## Data section
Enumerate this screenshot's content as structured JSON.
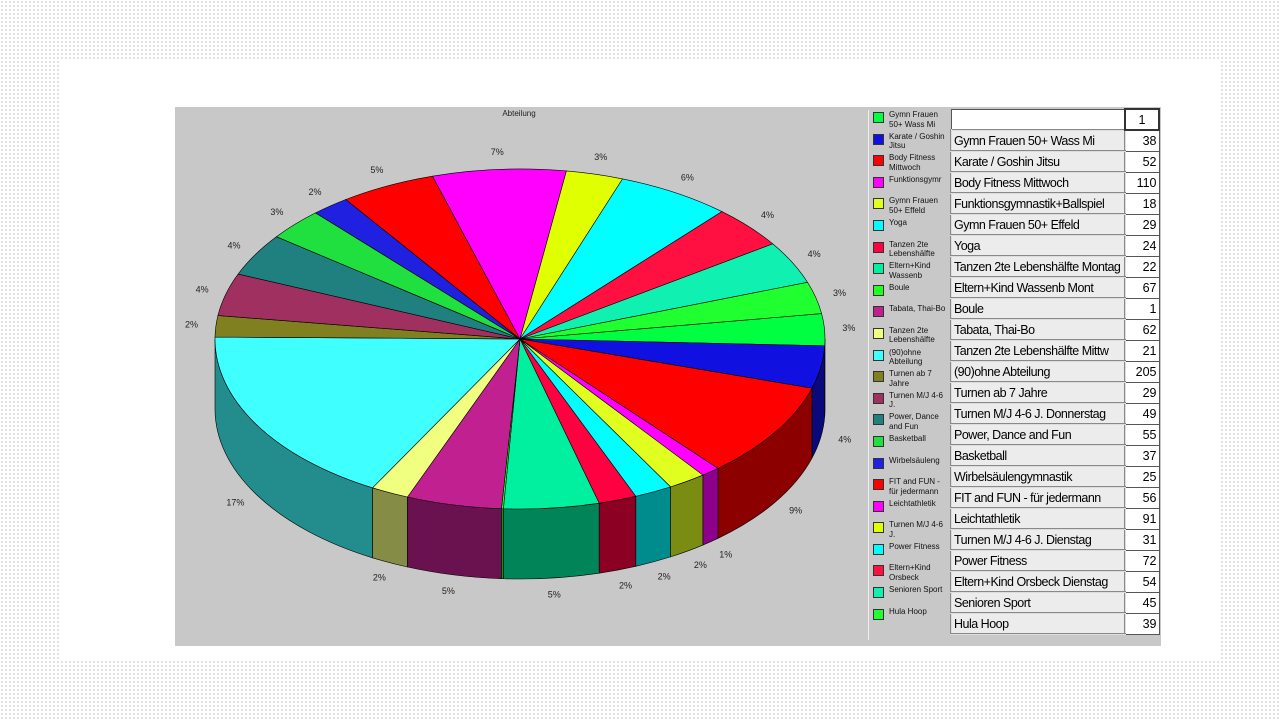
{
  "chart_data": {
    "type": "pie",
    "title": "Abteilung",
    "categories": [
      "Gymn Frauen 50+ Wass Mi",
      "Karate / Goshin Jitsu",
      "Body Fitness Mittwoch",
      "Funktionsgymr",
      "Gymn Frauen 50+ Effeld",
      "Yoga",
      "Tanzen 2te Lebenshälfte",
      "Eltern+Kind Wassenb",
      "Boule",
      "Tabata, Thai-Bo",
      "Tanzen 2te Lebenshälfte",
      "(90)ohne Abteilung",
      "Turnen ab 7 Jahre",
      "Turnen M/J 4-6 J.",
      "Power, Dance and Fun",
      "Basketball",
      "Wirbelsäuleng",
      "FIT and FUN - für jedermann",
      "Leichtathletik",
      "Turnen M/J 4-6 J.",
      "Power Fitness",
      "Eltern+Kind Orsbeck",
      "Senioren Sport",
      "Hula Hoop"
    ],
    "values": [
      3,
      4,
      9,
      1,
      2,
      2,
      2,
      5,
      0.1,
      5,
      2,
      17,
      2,
      4,
      4,
      3,
      2,
      5,
      7,
      3,
      6,
      4,
      4,
      3
    ],
    "value_labels": [
      "3%",
      "4%",
      "9%",
      "1%",
      "2%",
      "2%",
      "2%",
      "5%",
      null,
      "5%",
      "2%",
      "17%",
      "2%",
      "4%",
      "4%",
      "3%",
      "2%",
      "5%",
      "7%",
      "3%",
      "6%",
      "4%",
      "4%",
      "3%"
    ],
    "colors": [
      "#00ff40",
      "#1010e0",
      "#ff0000",
      "#ff00ff",
      "#e0ff20",
      "#00ffff",
      "#ff0040",
      "#00f0a0",
      "#20ff20",
      "#c02090",
      "#f0ff80",
      "#40ffff",
      "#808020",
      "#a03060",
      "#208080",
      "#20e040",
      "#2020e0",
      "#ff0000",
      "#ff00ff",
      "#e0ff00",
      "#00ffff",
      "#ff1040",
      "#10f0b0",
      "#20ff30"
    ],
    "legend": "right"
  },
  "table": {
    "header": "1",
    "rows": [
      [
        "Gymn Frauen 50+ Wass Mi",
        "38"
      ],
      [
        "Karate / Goshin Jitsu",
        "52"
      ],
      [
        "Body Fitness Mittwoch",
        "110"
      ],
      [
        "Funktionsgymnastik+Ballspiel",
        "18"
      ],
      [
        "Gymn Frauen 50+ Effeld",
        "29"
      ],
      [
        "Yoga",
        "24"
      ],
      [
        "Tanzen 2te Lebenshälfte Montag",
        "22"
      ],
      [
        "Eltern+Kind Wassenb Mont",
        "67"
      ],
      [
        "Boule",
        "1"
      ],
      [
        "Tabata, Thai-Bo",
        "62"
      ],
      [
        "Tanzen 2te Lebenshälfte Mittw",
        "21"
      ],
      [
        "(90)ohne Abteilung",
        "205"
      ],
      [
        "Turnen ab 7 Jahre",
        "29"
      ],
      [
        "Turnen M/J 4-6 J. Donnerstag",
        "49"
      ],
      [
        "Power, Dance and Fun",
        "55"
      ],
      [
        "Basketball",
        "37"
      ],
      [
        "Wirbelsäulengymnastik",
        "25"
      ],
      [
        "FIT and FUN - für jedermann",
        "56"
      ],
      [
        "Leichtathletik",
        "91"
      ],
      [
        "Turnen M/J 4-6 J. Dienstag",
        "31"
      ],
      [
        "Power Fitness",
        "72"
      ],
      [
        "Eltern+Kind Orsbeck Dienstag",
        "54"
      ],
      [
        "Senioren Sport",
        "45"
      ],
      [
        "Hula Hoop",
        "39"
      ]
    ]
  }
}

## Set exercise
Skip the images and write out the rest of the listing exactly.

## Answer below
Enumerate this screenshot's content as structured JSON.
{
  "chart_data": {
    "type": "pie",
    "title": "Abteilung",
    "categories": [
      "Gymn Frauen 50+ Wass Mi",
      "Karate / Goshin Jitsu",
      "Body Fitness Mittwoch",
      "Funktionsgymr",
      "Gymn Frauen 50+ Effeld",
      "Yoga",
      "Tanzen 2te Lebenshälfte",
      "Eltern+Kind Wassenb",
      "Boule",
      "Tabata, Thai-Bo",
      "Tanzen 2te Lebenshälfte",
      "(90)ohne Abteilung",
      "Turnen ab 7 Jahre",
      "Turnen M/J 4-6 J.",
      "Power, Dance and Fun",
      "Basketball",
      "Wirbelsäuleng",
      "FIT and FUN - für jedermann",
      "Leichtathletik",
      "Turnen M/J 4-6 J.",
      "Power Fitness",
      "Eltern+Kind Orsbeck",
      "Senioren Sport",
      "Hula Hoop"
    ],
    "values": [
      3,
      4,
      9,
      1,
      2,
      2,
      2,
      5,
      0.1,
      5,
      2,
      17,
      2,
      4,
      4,
      3,
      2,
      5,
      7,
      3,
      6,
      4,
      4,
      3
    ],
    "value_labels": [
      "3%",
      "4%",
      "9%",
      "1%",
      "2%",
      "2%",
      "2%",
      "5%",
      null,
      "5%",
      "2%",
      "17%",
      "2%",
      "4%",
      "4%",
      "3%",
      "2%",
      "5%",
      "7%",
      "3%",
      "6%",
      "4%",
      "4%",
      "3%"
    ],
    "colors": [
      "#00ff40",
      "#1010e0",
      "#ff0000",
      "#ff00ff",
      "#e0ff20",
      "#00ffff",
      "#ff0040",
      "#00f0a0",
      "#20ff20",
      "#c02090",
      "#f0ff80",
      "#40ffff",
      "#808020",
      "#a03060",
      "#208080",
      "#20e040",
      "#2020e0",
      "#ff0000",
      "#ff00ff",
      "#e0ff00",
      "#00ffff",
      "#ff1040",
      "#10f0b0",
      "#20ff30"
    ],
    "legend": "right"
  },
  "table": {
    "header": "1",
    "rows": [
      [
        "Gymn Frauen 50+ Wass Mi",
        "38"
      ],
      [
        "Karate / Goshin Jitsu",
        "52"
      ],
      [
        "Body Fitness Mittwoch",
        "110"
      ],
      [
        "Funktionsgymnastik+Ballspiel",
        "18"
      ],
      [
        "Gymn Frauen 50+ Effeld",
        "29"
      ],
      [
        "Yoga",
        "24"
      ],
      [
        "Tanzen 2te Lebenshälfte Montag",
        "22"
      ],
      [
        "Eltern+Kind Wassenb Mont",
        "67"
      ],
      [
        "Boule",
        "1"
      ],
      [
        "Tabata, Thai-Bo",
        "62"
      ],
      [
        "Tanzen 2te Lebenshälfte Mittw",
        "21"
      ],
      [
        "(90)ohne Abteilung",
        "205"
      ],
      [
        "Turnen ab 7 Jahre",
        "29"
      ],
      [
        "Turnen M/J 4-6 J. Donnerstag",
        "49"
      ],
      [
        "Power, Dance and Fun",
        "55"
      ],
      [
        "Basketball",
        "37"
      ],
      [
        "Wirbelsäulengymnastik",
        "25"
      ],
      [
        "FIT and FUN - für jedermann",
        "56"
      ],
      [
        "Leichtathletik",
        "91"
      ],
      [
        "Turnen M/J 4-6 J. Dienstag",
        "31"
      ],
      [
        "Power Fitness",
        "72"
      ],
      [
        "Eltern+Kind Orsbeck Dienstag",
        "54"
      ],
      [
        "Senioren Sport",
        "45"
      ],
      [
        "Hula Hoop",
        "39"
      ]
    ]
  }
}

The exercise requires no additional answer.